[Dataset entries]

- - -

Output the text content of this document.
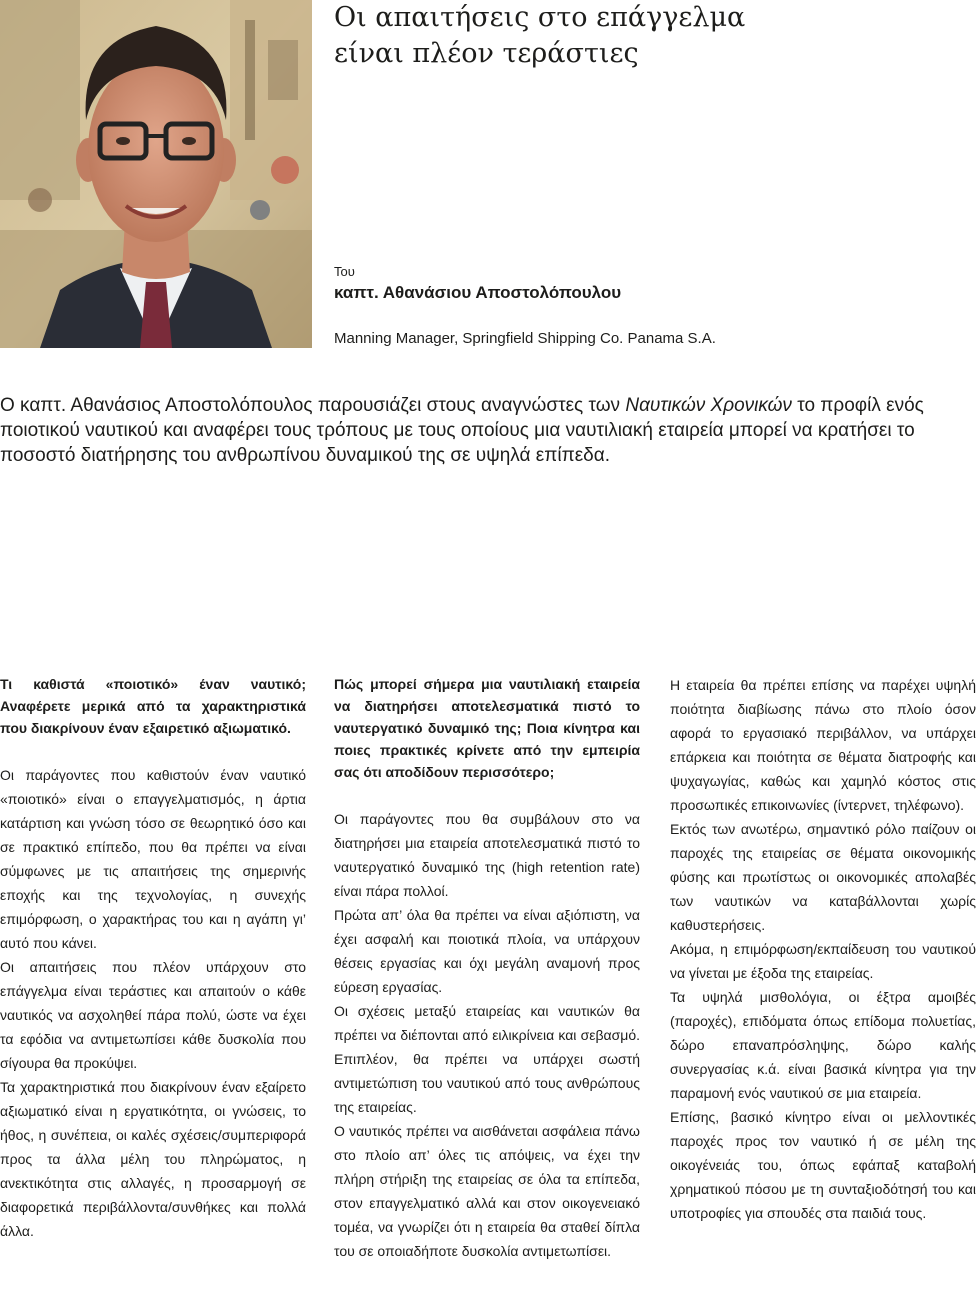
Οι απαιτήσεις στο επάγγελμα
είναι πλέον τεράστιες
Του
καπτ. Αθανάσιου Αποστολόπουλου
Manning Manager, Springfield Shipping Co. Panama S.A.

Ο καπτ. Αθανάσιος Αποστολόπουλος παρουσιάζει στους αναγνώστες των Ναυτικών Χρονικών το προφίλ ενός ποιοτικού ναυτικού και αναφέρει τους τρόπους με τους οποίους μια ναυτιλιακή εταιρεία μπορεί να κρατήσει το ποσοστό διατήρησης του ανθρωπίνου δυναμικού της σε υψηλά επίπεδα.

Τι καθιστά «ποιοτικό» έναν ναυτικό; Αναφέρετε μερικά από τα χαρακτηριστικά που διακρίνουν έναν εξαιρετικό αξιωματικό.

Οι παράγοντες που καθιστούν έναν ναυτικό «ποιοτικό» είναι ο επαγγελματισμός, η άρτια κατάρτιση και γνώση τόσο σε θεωρητικό όσο και σε πρακτικό επίπεδο, που θα πρέπει να είναι σύμφωνες με τις απαιτήσεις της σημερινής εποχής και της τεχνολογίας, η συνεχής επιμόρφωση, ο χαρακτήρας του και η αγάπη γι’ αυτό που κάνει.

Οι απαιτήσεις που πλέον υπάρχουν στο επάγγελμα είναι τεράστιες και απαιτούν ο κάθε ναυτικός να ασχοληθεί πάρα πολύ, ώστε να έχει τα εφόδια να αντιμετωπίσει κάθε δυσκολία που σίγουρα θα προκύψει.

Τα χαρακτηριστικά που διακρίνουν έναν εξαίρετο αξιωματικό είναι η εργατικότητα, οι γνώσεις, το ήθος, η συνέπεια, οι καλές σχέσεις/συμπεριφορά προς τα άλλα μέλη του πληρώματος, η ανεκτικότητα στις αλλαγές, η προσαρμογή σε διαφορετικά περιβάλλοντα/συνθήκες και πολλά άλλα.

Πώς μπορεί σήμερα μια ναυτιλιακή εταιρεία να διατηρήσει αποτελεσματικά πιστό το ναυτεργατικό δυναμικό της; Ποια κίνητρα και ποιες πρακτικές κρίνετε από την εμπειρία σας ότι αποδίδουν περισσότερο;

Οι παράγοντες που θα συμβάλουν στο να διατηρήσει μια εταιρεία αποτελεσματικά πιστό το ναυτεργατικό δυναμικό της (high retention rate) είναι πάρα πολλοί.

Πρώτα απ’ όλα θα πρέπει να είναι αξιόπιστη, να έχει ασφαλή και ποιοτικά πλοία, να υπάρχουν θέσεις εργασίας και όχι μεγάλη αναμονή προς εύρεση εργασίας.

Οι σχέσεις μεταξύ εταιρείας και ναυτικών θα πρέπει να διέπονται από ειλικρίνεια και σεβασμό. Επιπλέον, θα πρέπει να υπάρχει σωστή αντιμετώπιση του ναυτικού από τους ανθρώπους της εταιρείας.

Ο ναυτικός πρέπει να αισθάνεται ασφάλεια πάνω στο πλοίο απ’ όλες τις απόψεις, να έχει την πλήρη στήριξη της εταιρείας σε όλα τα επίπεδα, στον επαγγελματικό αλλά και στον οικογενειακό τομέα, να γνωρίζει ότι η εταιρεία θα σταθεί δίπλα του σε οποιαδήποτε δυσκολία αντιμετωπίσει.

Η εταιρεία θα πρέπει επίσης να παρέχει υψηλή ποιότητα διαβίωσης πάνω στο πλοίο όσον αφορά το εργασιακό περιβάλλον, να υπάρχει επάρκεια και ποιότητα σε θέματα διατροφής και ψυχαγωγίας, καθώς και χαμηλό κόστος στις προσωπικές επικοινωνίες (ίντερνετ, τηλέφωνο).

Εκτός των ανωτέρω, σημαντικό ρόλο παίζουν οι παροχές της εταιρείας σε θέματα οικονομικής φύσης και πρωτίστως οι οικονομικές απολαβές των ναυτικών να καταβάλλονται χωρίς καθυστερήσεις.

Ακόμα, η επιμόρφωση/εκπαίδευση του ναυτικού να γίνεται με έξοδα της εταιρείας.

Τα υψηλά μισθολόγια, οι έξτρα αμοιβές (παροχές), επιδόματα όπως επίδομα πολυετίας, δώρο επαναπρόσληψης, δώρο καλής συνεργασίας κ.ά. είναι βασικά κίνητρα για την παραμονή ενός ναυτικού σε μια εταιρεία.

Επίσης, βασικό κίνητρο είναι οι μελλοντικές παροχές προς τον ναυτικό ή σε μέλη της οικογένειάς του, όπως εφάπαξ καταβολή χρηματικού πόσου με τη συνταξιοδότησή του και υποτροφίες για σπουδές στα παιδιά τους.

- - -

§ Directive
Output, exactly, all the records above; include no pictures.

§ Final result
Output the text content of this document.
Οι απαιτήσεις στο επάγγελμα
είναι πλέον τεράστιες
Του
καπτ. Αθανάσιου Αποστολόπουλου
Manning Manager, Springfield Shipping Co. Panama S.A.

Ο καπτ. Αθανάσιος Αποστολόπουλος παρουσιάζει στους αναγνώστες των Ναυτικών Χρονικών το προφίλ ενός ποιοτικού ναυτικού και αναφέρει τους τρόπους με τους οποίους μια ναυτιλιακή εταιρεία μπορεί να κρατήσει το ποσοστό διατήρησης του ανθρωπίνου δυναμικού της σε υψηλά επίπεδα.

Τι καθιστά «ποιοτικό» έναν ναυτικό; Αναφέρετε μερικά από τα χαρακτηριστικά που διακρίνουν έναν εξαιρετικό αξιωματικό.

Οι παράγοντες που καθιστούν έναν ναυτικό «ποιοτικό» είναι ο επαγγελματισμός, η άρτια κατάρτιση και γνώση τόσο σε θεωρητικό όσο και σε πρακτικό επίπεδο, που θα πρέπει να είναι σύμφωνες με τις απαιτήσεις της σημερινής εποχής και της τεχνολογίας, η συνεχής επιμόρφωση, ο χαρακτήρας του και η αγάπη γι’ αυτό που κάνει.

Οι απαιτήσεις που πλέον υπάρχουν στο επάγγελμα είναι τεράστιες και απαιτούν ο κάθε ναυτικός να ασχοληθεί πάρα πολύ, ώστε να έχει τα εφόδια να αντιμετωπίσει κάθε δυσκολία που σίγουρα θα προκύψει.

Τα χαρακτηριστικά που διακρίνουν έναν εξαίρετο αξιωματικό είναι η εργατικότητα, οι γνώσεις, το ήθος, η συνέπεια, οι καλές σχέσεις/συμπεριφορά προς τα άλλα μέλη του πληρώματος, η ανεκτικότητα στις αλλαγές, η προσαρμογή σε διαφορετικά περιβάλλοντα/συνθήκες και πολλά άλλα.

Πώς μπορεί σήμερα μια ναυτιλιακή εταιρεία να διατηρήσει αποτελεσματικά πιστό το ναυτεργατικό δυναμικό της; Ποια κίνητρα και ποιες πρακτικές κρίνετε από την εμπειρία σας ότι αποδίδουν περισσότερο;

Οι παράγοντες που θα συμβάλουν στο να διατηρήσει μια εταιρεία αποτελεσματικά πιστό το ναυτεργατικό δυναμικό της (high retention rate) είναι πάρα πολλοί.

Πρώτα απ’ όλα θα πρέπει να είναι αξιόπιστη, να έχει ασφαλή και ποιοτικά πλοία, να υπάρχουν θέσεις εργασίας και όχι μεγάλη αναμονή προς εύρεση εργασίας.

Οι σχέσεις μεταξύ εταιρείας και ναυτικών θα πρέπει να διέπονται από ειλικρίνεια και σεβασμό. Επιπλέον, θα πρέπει να υπάρχει σωστή αντιμετώπιση του ναυτικού από τους ανθρώπους της εταιρείας.

Ο ναυτικός πρέπει να αισθάνεται ασφάλεια πάνω στο πλοίο απ’ όλες τις απόψεις, να έχει την πλήρη στήριξη της εταιρείας σε όλα τα επίπεδα, στον επαγγελματικό αλλά και στον οικογενειακό τομέα, να γνωρίζει ότι η εταιρεία θα σταθεί δίπλα του σε οποιαδήποτε δυσκολία αντιμετωπίσει.

Η εταιρεία θα πρέπει επίσης να παρέχει υψηλή ποιότητα διαβίωσης πάνω στο πλοίο όσον αφορά το εργασιακό περιβάλλον, να υπάρχει επάρκεια και ποιότητα σε θέματα διατροφής και ψυχαγωγίας, καθώς και χαμηλό κόστος στις προσωπικές επικοινωνίες (ίντερνετ, τηλέφωνο).

Εκτός των ανωτέρω, σημαντικό ρόλο παίζουν οι παροχές της εταιρείας σε θέματα οικονομικής φύσης και πρωτίστως οι οικονομικές απολαβές των ναυτικών να καταβάλλονται χωρίς καθυστερήσεις.

Ακόμα, η επιμόρφωση/εκπαίδευση του ναυτικού να γίνεται με έξοδα της εταιρείας.

Τα υψηλά μισθολόγια, οι έξτρα αμοιβές (παροχές), επιδόματα όπως επίδομα πολυετίας, δώρο επαναπρόσληψης, δώρο καλής συνεργασίας κ.ά. είναι βασικά κίνητρα για την παραμονή ενός ναυτικού σε μια εταιρεία.

Επίσης, βασικό κίνητρο είναι οι μελλοντικές παροχές προς τον ναυτικό ή σε μέλη της οικογένειάς του, όπως εφάπαξ καταβολή χρηματικού πόσου με τη συνταξιοδότησή του και υποτροφίες για σπουδές στα παιδιά τους.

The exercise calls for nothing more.